[Records from a dataset]
————
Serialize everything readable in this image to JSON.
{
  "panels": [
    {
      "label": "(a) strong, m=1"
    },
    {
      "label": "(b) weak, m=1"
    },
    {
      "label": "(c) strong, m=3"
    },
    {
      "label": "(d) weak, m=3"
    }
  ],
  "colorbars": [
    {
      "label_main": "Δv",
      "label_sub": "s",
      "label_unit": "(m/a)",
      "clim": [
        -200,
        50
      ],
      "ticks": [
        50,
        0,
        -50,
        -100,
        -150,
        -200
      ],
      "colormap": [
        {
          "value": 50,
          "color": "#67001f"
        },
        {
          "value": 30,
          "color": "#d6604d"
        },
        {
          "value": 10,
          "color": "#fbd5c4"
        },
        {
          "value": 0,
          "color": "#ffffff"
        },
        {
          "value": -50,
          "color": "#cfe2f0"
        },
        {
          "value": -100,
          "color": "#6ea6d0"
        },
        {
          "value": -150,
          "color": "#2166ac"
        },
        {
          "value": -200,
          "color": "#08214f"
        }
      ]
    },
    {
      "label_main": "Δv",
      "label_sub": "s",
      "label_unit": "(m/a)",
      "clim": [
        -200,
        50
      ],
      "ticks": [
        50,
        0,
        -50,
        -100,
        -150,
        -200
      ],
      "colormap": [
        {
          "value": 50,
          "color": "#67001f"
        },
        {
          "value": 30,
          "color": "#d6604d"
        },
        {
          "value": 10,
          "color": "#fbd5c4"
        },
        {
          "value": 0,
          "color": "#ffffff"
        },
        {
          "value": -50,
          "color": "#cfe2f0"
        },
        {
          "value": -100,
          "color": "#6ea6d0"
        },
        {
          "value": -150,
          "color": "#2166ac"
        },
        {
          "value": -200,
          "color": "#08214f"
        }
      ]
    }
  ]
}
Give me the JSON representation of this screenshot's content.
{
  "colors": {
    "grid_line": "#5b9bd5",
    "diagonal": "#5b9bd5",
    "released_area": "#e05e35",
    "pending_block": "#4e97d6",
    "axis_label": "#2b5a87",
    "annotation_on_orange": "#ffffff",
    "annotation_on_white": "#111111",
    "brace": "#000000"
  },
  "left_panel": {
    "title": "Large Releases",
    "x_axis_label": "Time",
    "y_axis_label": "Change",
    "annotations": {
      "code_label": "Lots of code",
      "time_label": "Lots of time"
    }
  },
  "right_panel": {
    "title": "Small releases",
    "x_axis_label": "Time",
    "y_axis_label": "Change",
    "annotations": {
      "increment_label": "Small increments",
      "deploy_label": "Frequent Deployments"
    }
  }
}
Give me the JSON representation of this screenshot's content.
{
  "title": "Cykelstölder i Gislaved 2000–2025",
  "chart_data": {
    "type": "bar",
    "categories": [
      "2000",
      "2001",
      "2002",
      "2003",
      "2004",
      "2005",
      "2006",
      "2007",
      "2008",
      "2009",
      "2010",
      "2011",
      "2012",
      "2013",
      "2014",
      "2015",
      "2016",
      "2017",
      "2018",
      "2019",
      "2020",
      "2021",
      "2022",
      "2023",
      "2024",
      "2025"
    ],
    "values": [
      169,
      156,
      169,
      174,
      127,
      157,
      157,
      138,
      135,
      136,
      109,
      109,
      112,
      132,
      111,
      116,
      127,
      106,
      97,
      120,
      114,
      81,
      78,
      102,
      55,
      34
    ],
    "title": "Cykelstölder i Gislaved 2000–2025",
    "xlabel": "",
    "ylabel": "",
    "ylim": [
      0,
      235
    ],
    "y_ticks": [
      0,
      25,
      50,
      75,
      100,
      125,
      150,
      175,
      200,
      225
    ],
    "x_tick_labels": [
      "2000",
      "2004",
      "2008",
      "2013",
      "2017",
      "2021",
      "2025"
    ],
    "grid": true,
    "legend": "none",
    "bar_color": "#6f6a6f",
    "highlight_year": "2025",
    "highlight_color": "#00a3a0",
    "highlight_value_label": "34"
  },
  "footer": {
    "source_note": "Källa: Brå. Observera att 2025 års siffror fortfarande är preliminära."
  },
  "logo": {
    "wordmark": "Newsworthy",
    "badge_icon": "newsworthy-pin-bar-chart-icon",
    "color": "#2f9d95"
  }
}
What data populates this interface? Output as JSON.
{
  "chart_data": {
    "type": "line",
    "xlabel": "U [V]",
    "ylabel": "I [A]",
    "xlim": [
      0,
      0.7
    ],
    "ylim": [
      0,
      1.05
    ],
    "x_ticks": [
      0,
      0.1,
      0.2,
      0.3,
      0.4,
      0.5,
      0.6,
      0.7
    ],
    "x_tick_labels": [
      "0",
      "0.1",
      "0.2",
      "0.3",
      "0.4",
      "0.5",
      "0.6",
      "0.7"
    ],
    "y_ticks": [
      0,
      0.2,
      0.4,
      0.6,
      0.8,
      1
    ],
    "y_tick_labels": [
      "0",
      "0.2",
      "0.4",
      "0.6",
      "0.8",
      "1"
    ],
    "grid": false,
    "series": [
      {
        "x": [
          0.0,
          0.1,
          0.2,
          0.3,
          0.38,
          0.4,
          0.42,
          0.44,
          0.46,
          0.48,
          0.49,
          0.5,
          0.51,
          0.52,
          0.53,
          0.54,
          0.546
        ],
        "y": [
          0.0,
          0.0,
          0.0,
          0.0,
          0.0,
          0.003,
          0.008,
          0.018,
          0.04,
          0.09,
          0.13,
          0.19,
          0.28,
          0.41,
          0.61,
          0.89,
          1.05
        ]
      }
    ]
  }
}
————
Problem |
Go through the records above and set each one down exactly, please.

Reply |
Serialize everything readable in this image to JSON.
{
  "panels": [
    {
      "label": "(a) strong, m=1"
    },
    {
      "label": "(b) weak, m=1"
    },
    {
      "label": "(c) strong, m=3"
    },
    {
      "label": "(d) weak, m=3"
    }
  ],
  "colorbars": [
    {
      "label_main": "Δv",
      "label_sub": "s",
      "label_unit": "(m/a)",
      "clim": [
        -200,
        50
      ],
      "ticks": [
        50,
        0,
        -50,
        -100,
        -150,
        -200
      ],
      "colormap": [
        {
          "value": 50,
          "color": "#67001f"
        },
        {
          "value": 30,
          "color": "#d6604d"
        },
        {
          "value": 10,
          "color": "#fbd5c4"
        },
        {
          "value": 0,
          "color": "#ffffff"
        },
        {
          "value": -50,
          "color": "#cfe2f0"
        },
        {
          "value": -100,
          "color": "#6ea6d0"
        },
        {
          "value": -150,
          "color": "#2166ac"
        },
        {
          "value": -200,
          "color": "#08214f"
        }
      ]
    },
    {
      "label_main": "Δv",
      "label_sub": "s",
      "label_unit": "(m/a)",
      "clim": [
        -200,
        50
      ],
      "ticks": [
        50,
        0,
        -50,
        -100,
        -150,
        -200
      ],
      "colormap": [
        {
          "value": 50,
          "color": "#67001f"
        },
        {
          "value": 30,
          "color": "#d6604d"
        },
        {
          "value": 10,
          "color": "#fbd5c4"
        },
        {
          "value": 0,
          "color": "#ffffff"
        },
        {
          "value": -50,
          "color": "#cfe2f0"
        },
        {
          "value": -100,
          "color": "#6ea6d0"
        },
        {
          "value": -150,
          "color": "#2166ac"
        },
        {
          "value": -200,
          "color": "#08214f"
        }
      ]
    }
  ]
}
Give me the JSON representation of this screenshot's content.
{
  "colors": {
    "grid_line": "#5b9bd5",
    "diagonal": "#5b9bd5",
    "released_area": "#e05e35",
    "pending_block": "#4e97d6",
    "axis_label": "#2b5a87",
    "annotation_on_orange": "#ffffff",
    "annotation_on_white": "#111111",
    "brace": "#000000"
  },
  "left_panel": {
    "title": "Large Releases",
    "x_axis_label": "Time",
    "y_axis_label": "Change",
    "annotations": {
      "code_label": "Lots of code",
      "time_label": "Lots of time"
    }
  },
  "right_panel": {
    "title": "Small releases",
    "x_axis_label": "Time",
    "y_axis_label": "Change",
    "annotations": {
      "increment_label": "Small increments",
      "deploy_label": "Frequent Deployments"
    }
  }
}
Give me the JSON representation of this screenshot's content.
{
  "title": "Cykelstölder i Gislaved 2000–2025",
  "chart_data": {
    "type": "bar",
    "categories": [
      "2000",
      "2001",
      "2002",
      "2003",
      "2004",
      "2005",
      "2006",
      "2007",
      "2008",
      "2009",
      "2010",
      "2011",
      "2012",
      "2013",
      "2014",
      "2015",
      "2016",
      "2017",
      "2018",
      "2019",
      "2020",
      "2021",
      "2022",
      "2023",
      "2024",
      "2025"
    ],
    "values": [
      169,
      156,
      169,
      174,
      127,
      157,
      157,
      138,
      135,
      136,
      109,
      109,
      112,
      132,
      111,
      116,
      127,
      106,
      97,
      120,
      114,
      81,
      78,
      102,
      55,
      34
    ],
    "title": "Cykelstölder i Gislaved 2000–2025",
    "xlabel": "",
    "ylabel": "",
    "ylim": [
      0,
      235
    ],
    "y_ticks": [
      0,
      25,
      50,
      75,
      100,
      125,
      150,
      175,
      200,
      225
    ],
    "x_tick_labels": [
      "2000",
      "2004",
      "2008",
      "2013",
      "2017",
      "2021",
      "2025"
    ],
    "grid": true,
    "legend": "none",
    "bar_color": "#6f6a6f",
    "highlight_year": "2025",
    "highlight_color": "#00a3a0",
    "highlight_value_label": "34"
  },
  "footer": {
    "source_note": "Källa: Brå. Observera att 2025 års siffror fortfarande är preliminära."
  },
  "logo": {
    "wordmark": "Newsworthy",
    "badge_icon": "newsworthy-pin-bar-chart-icon",
    "color": "#2f9d95"
  }
}
What data populates this interface? Output as JSON.
{
  "chart_data": {
    "type": "line",
    "xlabel": "U [V]",
    "ylabel": "I [A]",
    "xlim": [
      0,
      0.7
    ],
    "ylim": [
      0,
      1.05
    ],
    "x_ticks": [
      0,
      0.1,
      0.2,
      0.3,
      0.4,
      0.5,
      0.6,
      0.7
    ],
    "x_tick_labels": [
      "0",
      "0.1",
      "0.2",
      "0.3",
      "0.4",
      "0.5",
      "0.6",
      "0.7"
    ],
    "y_ticks": [
      0,
      0.2,
      0.4,
      0.6,
      0.8,
      1
    ],
    "y_tick_labels": [
      "0",
      "0.2",
      "0.4",
      "0.6",
      "0.8",
      "1"
    ],
    "grid": false,
    "series": [
      {
        "x": [
          0.0,
          0.1,
          0.2,
          0.3,
          0.38,
          0.4,
          0.42,
          0.44,
          0.46,
          0.48,
          0.49,
          0.5,
          0.51,
          0.52,
          0.53,
          0.54,
          0.546
        ],
        "y": [
          0.0,
          0.0,
          0.0,
          0.0,
          0.0,
          0.003,
          0.008,
          0.018,
          0.04,
          0.09,
          0.13,
          0.19,
          0.28,
          0.41,
          0.61,
          0.89,
          1.05
        ]
      }
    ]
  }
}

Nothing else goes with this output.